◆ HOW TO COMPLETE THIS TASK: Copy out the data word for word, without any of its pictures.

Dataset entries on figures

━━━━━━━━━━━━━━━━

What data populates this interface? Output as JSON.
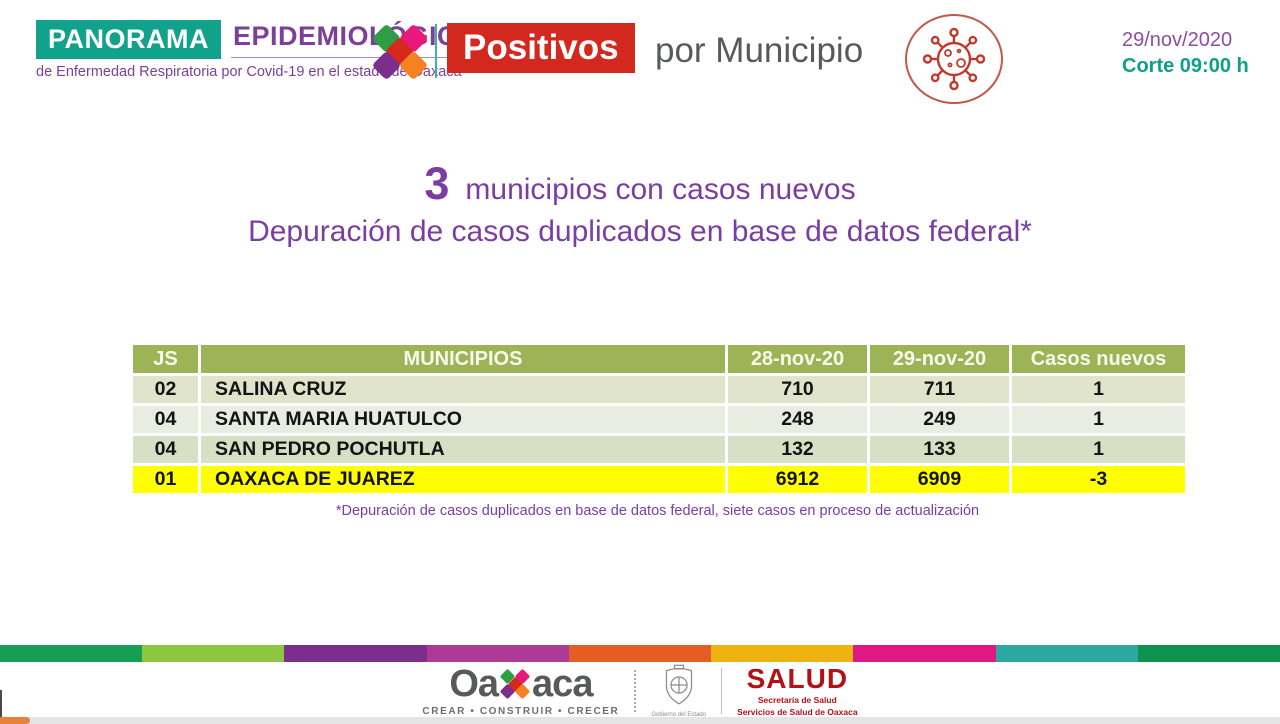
{
  "header": {
    "brand": {
      "box_label": "PANORAMA",
      "title": "EPIDEMIOLÓGICO",
      "subtitle": "de Enfermedad Respiratoria por Covid-19 en el estado de Oaxaca"
    },
    "section_title": {
      "highlight": "Positivos",
      "rest": "por Municipio"
    },
    "date": "29/nov/2020",
    "cutoff": "Corte 09:00 h"
  },
  "headline": {
    "count": "3",
    "line1": "municipios con casos nuevos",
    "line2": "Depuración de casos duplicados en base de datos federal*"
  },
  "table": {
    "columns": [
      "JS",
      "MUNICIPIOS",
      "28-nov-20",
      "29-nov-20",
      "Casos nuevos"
    ],
    "rows": [
      {
        "js": "02",
        "municipio": "SALINA CRUZ",
        "d28": "710",
        "d29": "711",
        "nuevos": "1"
      },
      {
        "js": "04",
        "municipio": "SANTA MARIA HUATULCO",
        "d28": "248",
        "d29": "249",
        "nuevos": "1"
      },
      {
        "js": "04",
        "municipio": "SAN PEDRO POCHUTLA",
        "d28": "132",
        "d29": "133",
        "nuevos": "1"
      },
      {
        "js": "01",
        "municipio": "OAXACA DE JUAREZ",
        "d28": "6912",
        "d29": "6909",
        "nuevos": "-3"
      }
    ],
    "highlighted_row_index": 3,
    "footnote": "*Depuración de casos duplicados en base de datos federal, siete casos en proceso de actualización"
  },
  "footer": {
    "stripe_colors": [
      "#169F54",
      "#8DC63F",
      "#7C2E8C",
      "#AD3B96",
      "#E65C25",
      "#EEB211",
      "#E01884",
      "#2BA8A0",
      "#0F9150"
    ],
    "oaxaca": {
      "prefix": "Oa",
      "suffix": "aca",
      "tagline": "CREAR • CONSTRUIR • CRECER"
    },
    "gobierno_caption": "Gobierno del Estado",
    "salud": {
      "title": "SALUD",
      "line1": "Secretaría de Salud",
      "line2": "Servicios de Salud de Oaxaca"
    }
  },
  "colors": {
    "teal": "#12A18B",
    "brand_purple": "#7D3F98",
    "title_purple": "#7C3DA2",
    "highlight_red": "#D3281E",
    "gray_text": "#58595B",
    "table_header_green": "#9CB356",
    "row_light": "#DFE4CB",
    "row_lighter": "#E9ECE1",
    "row_dark": "#D9DFC4",
    "highlight_yellow": "#FFFF00",
    "salud_red": "#B21117",
    "virus_red": "#C0392B",
    "progress_orange": "#E8823B"
  }
}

━━━━━━━━━━━━━━━━

◆ YOUR RESPONSE:
What data populates this interface? Output as JSON.
{
  "header": {
    "brand": {
      "box_label": "PANORAMA",
      "title": "EPIDEMIOLÓGICO",
      "subtitle": "de Enfermedad Respiratoria por Covid-19 en el estado de Oaxaca"
    },
    "section_title": {
      "highlight": "Positivos",
      "rest": "por Municipio"
    },
    "date": "29/nov/2020",
    "cutoff": "Corte 09:00 h"
  },
  "headline": {
    "count": "3",
    "line1": "municipios con casos nuevos",
    "line2": "Depuración de casos duplicados en base de datos federal*"
  },
  "table": {
    "columns": [
      "JS",
      "MUNICIPIOS",
      "28-nov-20",
      "29-nov-20",
      "Casos nuevos"
    ],
    "rows": [
      {
        "js": "02",
        "municipio": "SALINA CRUZ",
        "d28": "710",
        "d29": "711",
        "nuevos": "1"
      },
      {
        "js": "04",
        "municipio": "SANTA MARIA HUATULCO",
        "d28": "248",
        "d29": "249",
        "nuevos": "1"
      },
      {
        "js": "04",
        "municipio": "SAN PEDRO POCHUTLA",
        "d28": "132",
        "d29": "133",
        "nuevos": "1"
      },
      {
        "js": "01",
        "municipio": "OAXACA DE JUAREZ",
        "d28": "6912",
        "d29": "6909",
        "nuevos": "-3"
      }
    ],
    "highlighted_row_index": 3,
    "footnote": "*Depuración de casos duplicados en base de datos federal, siete casos en proceso de actualización"
  },
  "footer": {
    "stripe_colors": [
      "#169F54",
      "#8DC63F",
      "#7C2E8C",
      "#AD3B96",
      "#E65C25",
      "#EEB211",
      "#E01884",
      "#2BA8A0",
      "#0F9150"
    ],
    "oaxaca": {
      "prefix": "Oa",
      "suffix": "aca",
      "tagline": "CREAR • CONSTRUIR • CRECER"
    },
    "gobierno_caption": "Gobierno del Estado",
    "salud": {
      "title": "SALUD",
      "line1": "Secretaría de Salud",
      "line2": "Servicios de Salud de Oaxaca"
    }
  },
  "colors": {
    "teal": "#12A18B",
    "brand_purple": "#7D3F98",
    "title_purple": "#7C3DA2",
    "highlight_red": "#D3281E",
    "gray_text": "#58595B",
    "table_header_green": "#9CB356",
    "row_light": "#DFE4CB",
    "row_lighter": "#E9ECE1",
    "row_dark": "#D9DFC4",
    "highlight_yellow": "#FFFF00",
    "salud_red": "#B21117",
    "virus_red": "#C0392B",
    "progress_orange": "#E8823B"
  }
}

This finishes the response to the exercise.